== AUFGABEN UND FRAGEN ==
[a] Schreib aus dem Text über die Fastnacht in Franken alles von „Peter Kuhn beackerte“ bis hinunter zu „wie Unkraut aus.“ wortgetreu ab.
[b] Als wer war FDP-Fraktionschef Martin Hagen laut dem Text über die Fastnacht in Franken verkleidet?

== EXTRAHIERTER TEXT ==
* * * * * * *
Schließlich wurde der Umschlag mit der Narrenkappe gefunden und Christoph Maul zum neuen Sitzungspräsidenten gekürt. Der bewies mit einigen gekonnten Bonmots sogleich, dass die Schuhe von Bernd Händel zwar groß sind, er aber durchaus das Zeug hat, in sie zu schlüpfen. Und geordneter als bei Amanda, Rassau und Tissot lief die Sitzung unter seinem Vorsitz allemal.
Ines Procter hat sich als Putzfrau hochgeschrubbt
Als "Lachwacht" nahm Oliver Tissot die Kostüme der Politprominenz aufs Korn. Passend sei das Kleopatra-Kostüm der Grünen-Fraktionsvorsitzenden Katharina Schulze. Denn nach dem Ampel-Koalitionsvertrag hätten sich viele Grüne gefragt: "Ägypt das einen Sinn?" Triumphierend erhob sich FDP-Fraktionschef Martin Hagen, als Tissot behauptete, eher werde ein FDP-Politiker zum Sozialisten, bevor sich in der katholischen Kirche etwas ändere. Hagen war als Che Guevara verkleidet.
Von der Putzfrau hat sich Ines Procter inzwischen zur "Facility-Managerin" hochgeschrubbt. Allerdings sei dabei auch die Figur etwas aus dem Leim gegangen. Doch wenn der Elastan-Anteil in der Jeans immer wichtiger werde, gelte das Motto: "Über Gewicht spricht man nicht, Übergewicht hat man." Dabei bekam die Erlabrunnerin Konkurrenz vom Bad Kissinger Michl Müller, der seine Hausmann-Fähigkeiten entdeckte und mit dem Lied "Männer, die bügeln, sind sexy" die Stimmung im Saal wie sein Dampfbügeleisen zum Brodeln brachte.
Peter Kuhn beackerte als Gärtner die Berliner Blumenampel
Einer, der schon immer für besondere Momente bei Fastnacht in Franken sorgte, ist Peter Kuhn von der Schwarzen Elf in Schweinfurt. Doch in diesem Jahr wuchs er noch einmal über sich hinaus. Als Gärtner beackerte Kuhn die Blumenampel nach der Bundestagswahl und schenkte nicht nur der anwesenden Politprominenz kräftig ein – meist ohne sie beim Namen nennen zu müssen. So entsorge der neue Chefgärtner selbst den Schmutz, indem er ihn zum "Weiher karrt". In seinem Garten fließe ein lauter Bach, das Gendersternchen breite sich wie Unkraut aus.
Überhaupt, die gendergerechte Sprache zog sich wie ein roter Faden durch etliche Beiträge dieses Abends. So fragte Martin Rassau, der mit Volker Heißmann eine Witzprüfstelle für den Fasching einrichtete, wie man denn ein "herrenloses Damenrad mit Ständer" gendere.
* * * * * * *
== GESPEICHERTE DATEN ==
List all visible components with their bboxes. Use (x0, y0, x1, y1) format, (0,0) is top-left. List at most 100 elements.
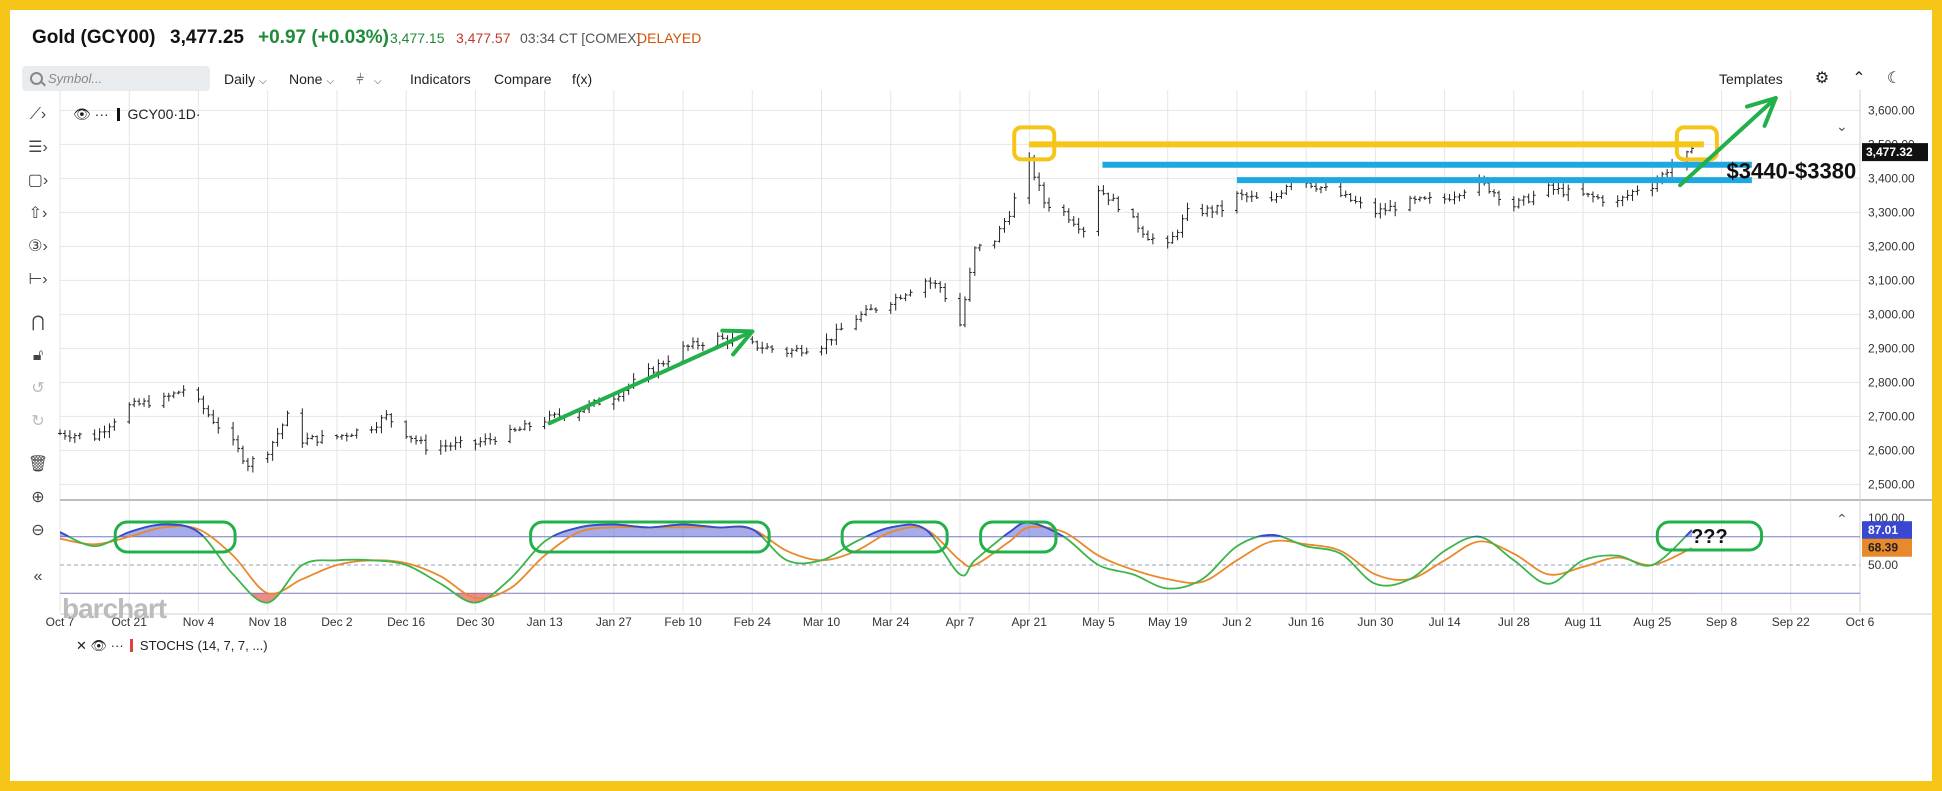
* * * * * * *
== GEORDNETE AUSGABEN ==
[a]
Peter Kuhn beackerte als Gärtner die Berliner Blumenampel
Einer, der schon immer für besondere Momente bei Fastnacht in Franken sorgte, ist Peter Kuhn von der Schwarzen Elf in Schweinfurt. Doch in diesem Jahr wuchs er noch einmal über sich hinaus. Als Gärtner beackerte Kuhn die Blumenampel nach der Bundestagswahl und schenkte nicht nur der anwesenden Politprominenz kräftig ein – meist ohne sie beim Namen nennen zu müssen. So entsorge der neue Chefgärtner selbst den Schmutz, indem er ihn zum "Weiher karrt". In seinem Garten fließe ein lauter Bach, das Gendersternchen breite sich wie Unkraut aus.

[b] Als Che Guevara.